Aim of the task: Work out how many lines in the entries contain the string "объекта", and give nothing but that number.

──────────

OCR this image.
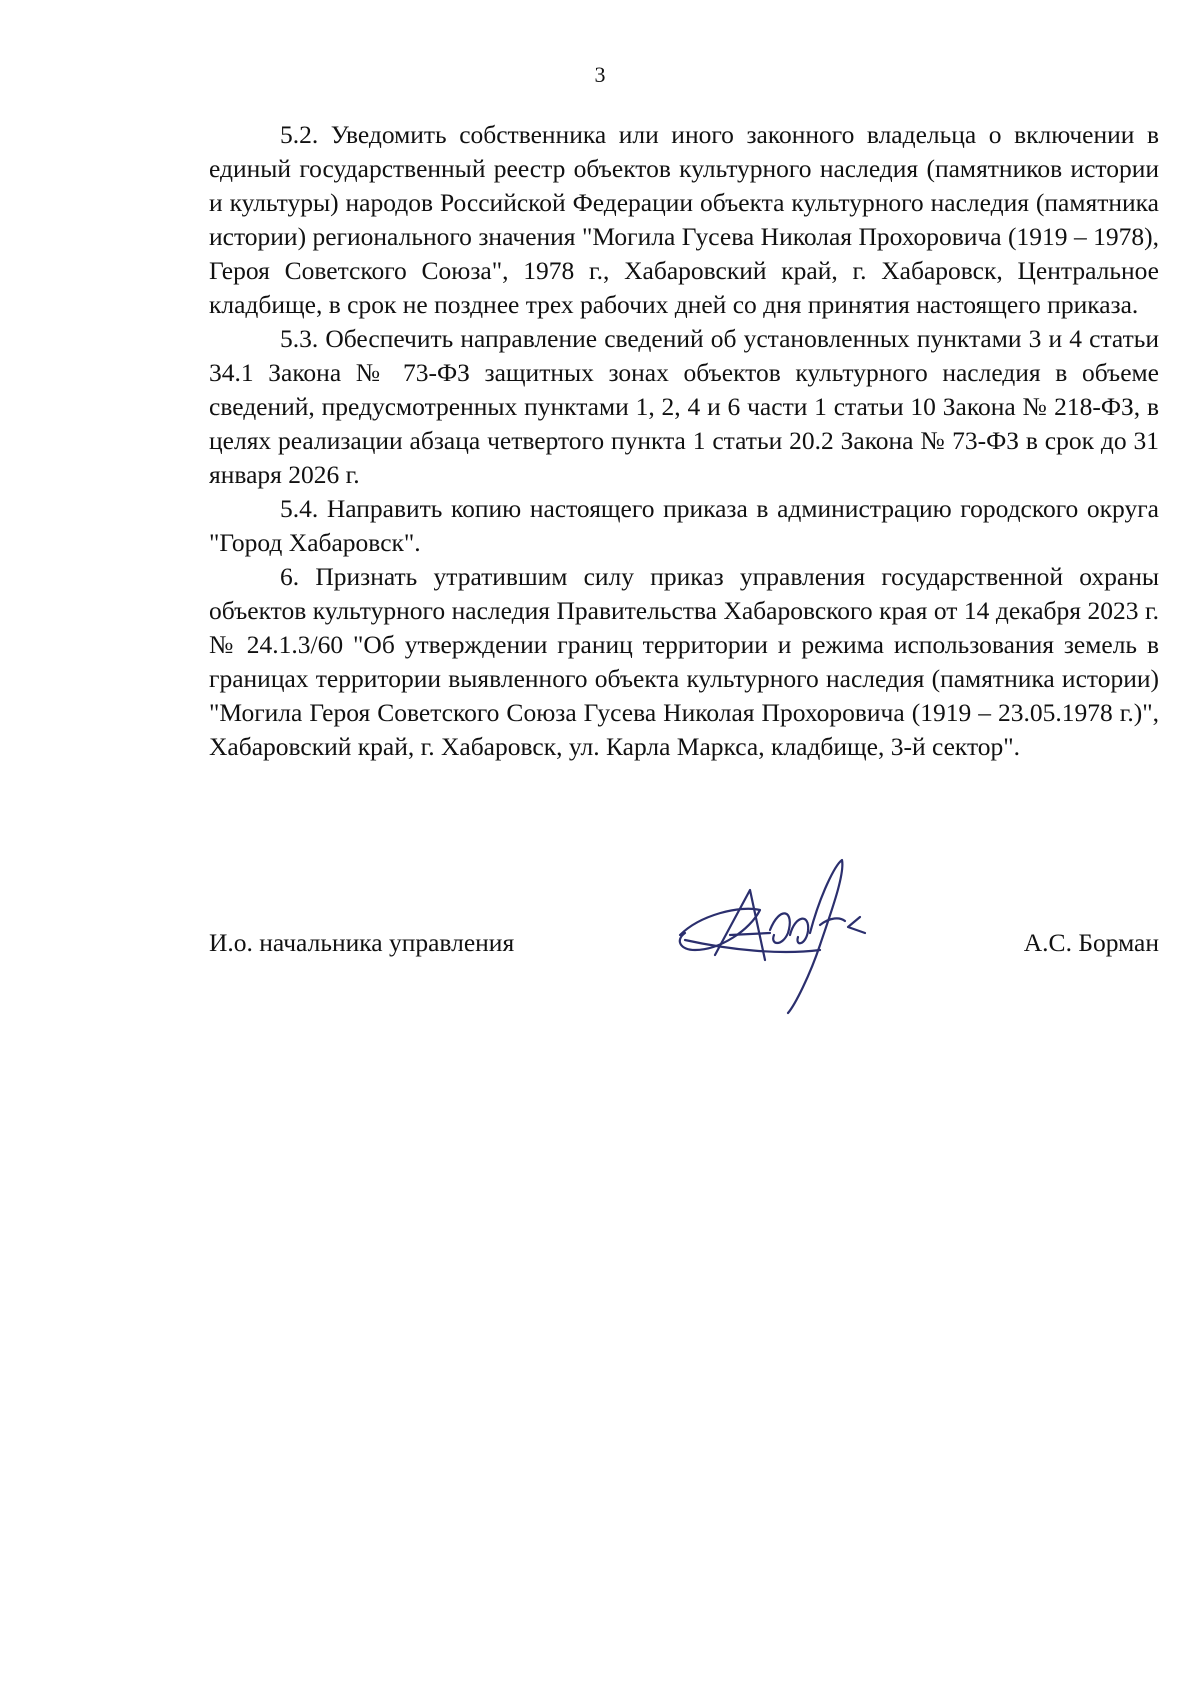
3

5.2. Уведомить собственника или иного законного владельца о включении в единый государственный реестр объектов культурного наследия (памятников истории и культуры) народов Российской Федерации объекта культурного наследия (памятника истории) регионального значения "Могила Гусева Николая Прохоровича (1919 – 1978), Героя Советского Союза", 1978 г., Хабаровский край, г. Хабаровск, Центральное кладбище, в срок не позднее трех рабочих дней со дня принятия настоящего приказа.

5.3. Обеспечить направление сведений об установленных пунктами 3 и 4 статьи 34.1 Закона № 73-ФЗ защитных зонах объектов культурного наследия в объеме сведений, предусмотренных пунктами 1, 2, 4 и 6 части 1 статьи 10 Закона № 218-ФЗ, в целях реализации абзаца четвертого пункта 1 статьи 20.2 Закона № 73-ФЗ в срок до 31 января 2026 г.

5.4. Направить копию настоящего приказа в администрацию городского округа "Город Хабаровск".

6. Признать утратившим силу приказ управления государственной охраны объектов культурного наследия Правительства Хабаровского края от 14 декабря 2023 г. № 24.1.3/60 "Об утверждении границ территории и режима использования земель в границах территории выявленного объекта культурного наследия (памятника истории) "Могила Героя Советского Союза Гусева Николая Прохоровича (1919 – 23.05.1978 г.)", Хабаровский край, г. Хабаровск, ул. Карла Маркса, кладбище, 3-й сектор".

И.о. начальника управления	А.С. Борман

──────────

Reply: 2